**TASK MATERIAL**:
____________

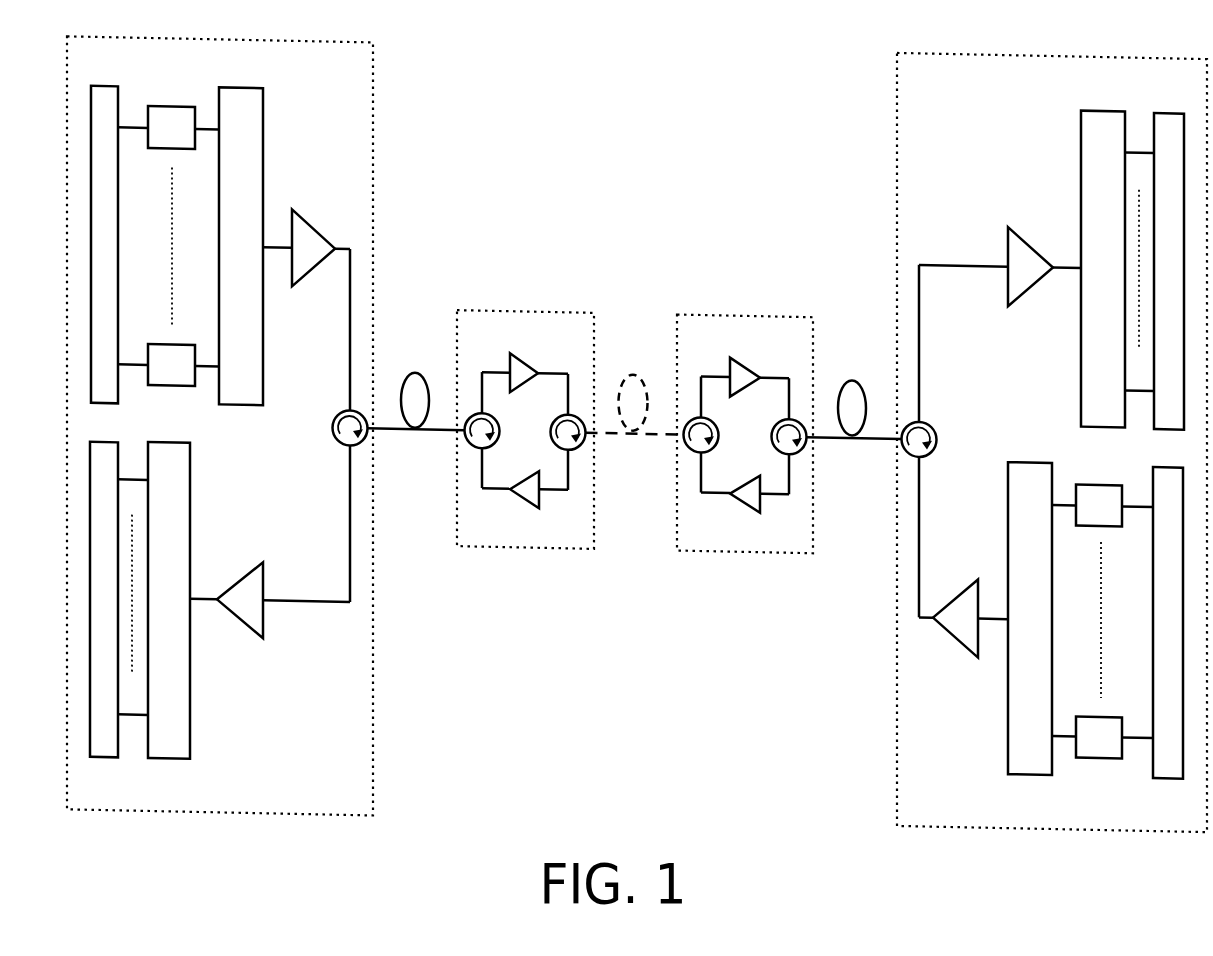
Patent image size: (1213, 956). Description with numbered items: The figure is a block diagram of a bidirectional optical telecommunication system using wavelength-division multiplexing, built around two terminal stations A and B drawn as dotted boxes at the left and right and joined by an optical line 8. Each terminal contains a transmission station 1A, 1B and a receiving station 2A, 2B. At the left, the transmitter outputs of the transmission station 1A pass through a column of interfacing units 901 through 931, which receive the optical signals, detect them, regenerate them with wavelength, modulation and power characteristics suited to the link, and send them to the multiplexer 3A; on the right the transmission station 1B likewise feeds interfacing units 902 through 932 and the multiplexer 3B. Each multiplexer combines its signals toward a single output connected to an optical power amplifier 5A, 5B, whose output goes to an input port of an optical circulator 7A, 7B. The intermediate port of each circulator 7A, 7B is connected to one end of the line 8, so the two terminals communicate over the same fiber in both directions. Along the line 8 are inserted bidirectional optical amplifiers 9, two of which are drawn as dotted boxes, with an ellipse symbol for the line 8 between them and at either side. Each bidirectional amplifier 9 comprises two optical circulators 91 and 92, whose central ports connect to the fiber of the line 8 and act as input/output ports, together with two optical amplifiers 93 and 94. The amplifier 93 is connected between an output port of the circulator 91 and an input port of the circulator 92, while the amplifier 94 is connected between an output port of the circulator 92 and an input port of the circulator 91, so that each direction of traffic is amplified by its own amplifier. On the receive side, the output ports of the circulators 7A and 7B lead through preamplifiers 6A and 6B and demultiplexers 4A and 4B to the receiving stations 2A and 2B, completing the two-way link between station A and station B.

____________

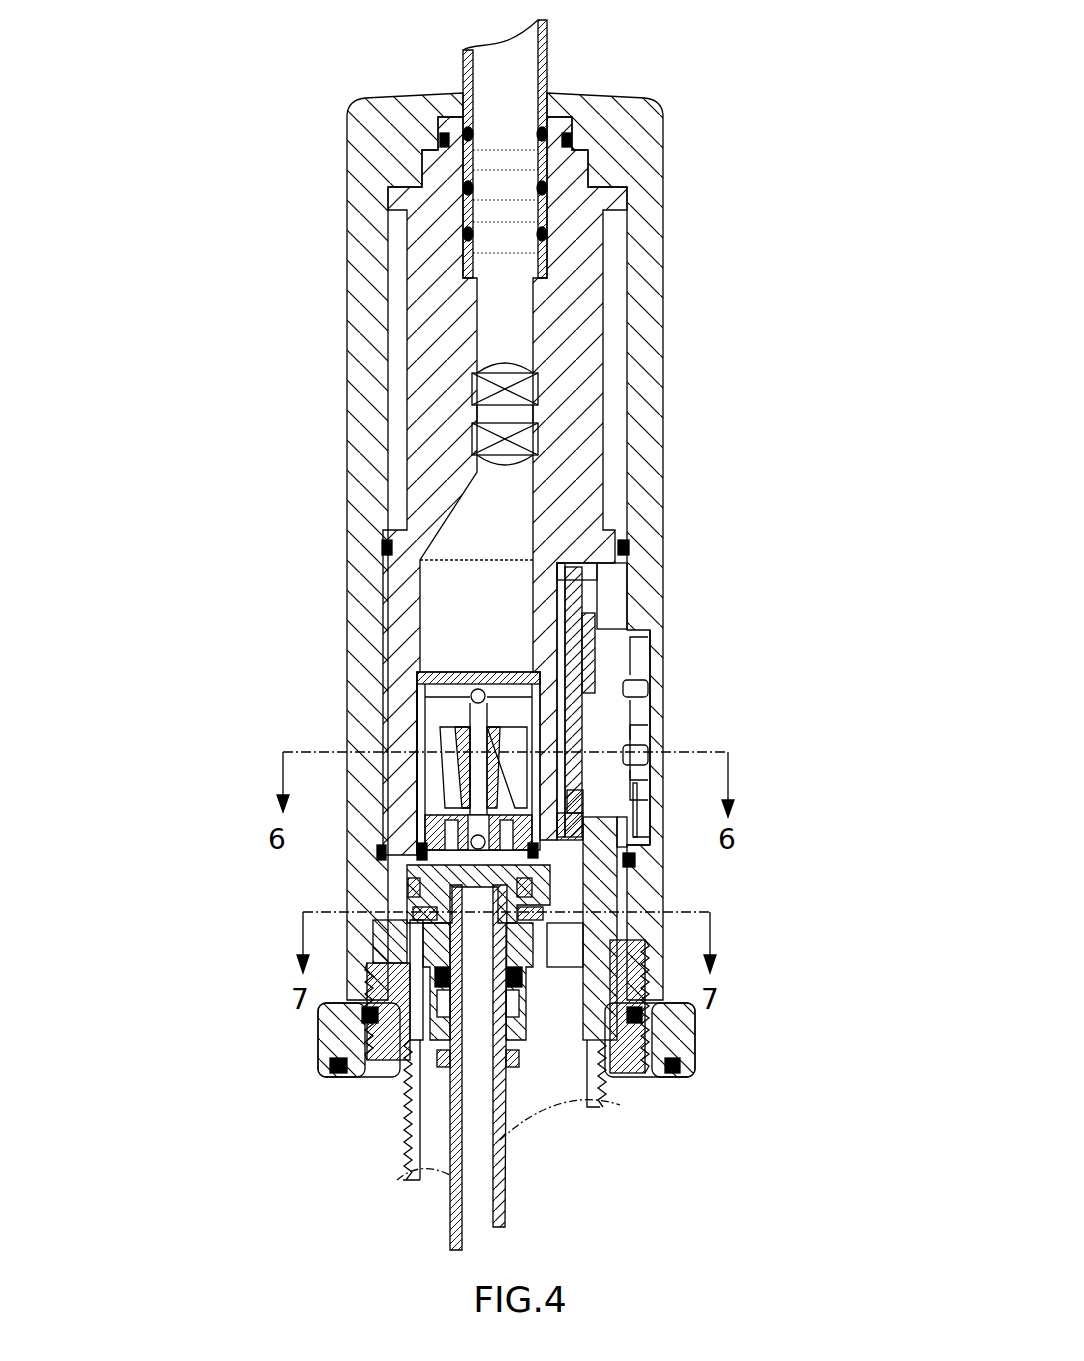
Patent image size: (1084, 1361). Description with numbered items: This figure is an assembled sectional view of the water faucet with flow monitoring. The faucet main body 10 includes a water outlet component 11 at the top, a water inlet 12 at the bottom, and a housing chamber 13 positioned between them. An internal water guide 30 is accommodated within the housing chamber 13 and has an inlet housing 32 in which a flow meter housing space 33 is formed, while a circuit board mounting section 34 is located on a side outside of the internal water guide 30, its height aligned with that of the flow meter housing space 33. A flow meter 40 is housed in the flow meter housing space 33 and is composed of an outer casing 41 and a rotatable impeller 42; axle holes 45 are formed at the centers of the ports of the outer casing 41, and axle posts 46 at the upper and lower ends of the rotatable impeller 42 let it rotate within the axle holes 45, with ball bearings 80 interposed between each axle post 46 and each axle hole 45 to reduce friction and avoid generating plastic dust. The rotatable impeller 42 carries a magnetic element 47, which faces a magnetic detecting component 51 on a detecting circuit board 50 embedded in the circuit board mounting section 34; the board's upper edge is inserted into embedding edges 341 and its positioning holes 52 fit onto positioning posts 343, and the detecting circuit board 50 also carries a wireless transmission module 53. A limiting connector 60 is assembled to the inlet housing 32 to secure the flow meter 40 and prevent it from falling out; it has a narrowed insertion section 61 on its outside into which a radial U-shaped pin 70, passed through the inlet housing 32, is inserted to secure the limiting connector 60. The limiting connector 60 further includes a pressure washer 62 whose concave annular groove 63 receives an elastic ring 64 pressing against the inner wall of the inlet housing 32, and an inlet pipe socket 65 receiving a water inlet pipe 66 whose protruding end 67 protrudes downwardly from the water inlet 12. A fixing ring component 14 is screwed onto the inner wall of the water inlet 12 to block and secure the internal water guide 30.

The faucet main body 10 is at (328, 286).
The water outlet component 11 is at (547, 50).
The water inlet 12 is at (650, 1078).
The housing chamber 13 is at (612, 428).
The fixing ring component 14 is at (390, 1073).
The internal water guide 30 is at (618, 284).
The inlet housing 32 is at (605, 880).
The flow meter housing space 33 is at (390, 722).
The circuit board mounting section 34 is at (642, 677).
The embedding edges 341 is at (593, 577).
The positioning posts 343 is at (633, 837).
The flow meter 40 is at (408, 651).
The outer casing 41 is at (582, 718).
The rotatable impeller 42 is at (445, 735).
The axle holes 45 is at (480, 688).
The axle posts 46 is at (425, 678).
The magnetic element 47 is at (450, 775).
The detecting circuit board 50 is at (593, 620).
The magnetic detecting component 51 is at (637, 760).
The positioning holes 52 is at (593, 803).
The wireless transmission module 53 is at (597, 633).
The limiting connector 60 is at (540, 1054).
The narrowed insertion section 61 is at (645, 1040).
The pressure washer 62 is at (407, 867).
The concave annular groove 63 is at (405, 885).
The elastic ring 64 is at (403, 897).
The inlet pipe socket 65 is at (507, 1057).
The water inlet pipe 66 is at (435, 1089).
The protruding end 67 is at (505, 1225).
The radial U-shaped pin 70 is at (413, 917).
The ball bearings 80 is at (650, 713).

____________

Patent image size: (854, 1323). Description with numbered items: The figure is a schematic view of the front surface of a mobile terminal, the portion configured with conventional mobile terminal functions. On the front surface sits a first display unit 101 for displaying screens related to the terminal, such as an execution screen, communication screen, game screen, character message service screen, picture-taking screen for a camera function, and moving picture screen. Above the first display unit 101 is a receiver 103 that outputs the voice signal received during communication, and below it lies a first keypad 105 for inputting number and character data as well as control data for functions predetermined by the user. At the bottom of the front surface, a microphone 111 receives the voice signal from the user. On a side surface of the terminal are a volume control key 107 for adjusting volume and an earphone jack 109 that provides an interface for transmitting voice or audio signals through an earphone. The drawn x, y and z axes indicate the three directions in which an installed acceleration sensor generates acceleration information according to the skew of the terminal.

____________

**PROBLEM STATEMENT**:
Return each line in the entries above that contains the word "information". Treat uppercase and lowercase as different.

**OUTPUT FOR THIS TASK**:
Patent image size: (854, 1323). Description with numbered items: The figure is a schematic view of the front surface of a mobile terminal, the portion configured with conventional mobile terminal functions. On the front surface sits a first display unit 101 for displaying screens related to the terminal, such as an execution screen, communication screen, game screen, character message service screen, picture-taking screen for a camera function, and moving picture screen. Above the first display unit 101 is a receiver 103 that outputs the voice signal received during communication, and below it lies a first keypad 105 for inputting number and character data as well as control data for functions predetermined by the user. At the bottom of the front surface, a microphone 111 receives the voice signal from the user. On a side surface of the terminal are a volume control key 107 for adjusting volume and an earphone jack 109 that provides an interface for transmitting voice or audio signals through an earphone. The drawn x, y and z axes indicate the three directions in which an installed acceleration sensor generates acceleration information according to the skew of the terminal.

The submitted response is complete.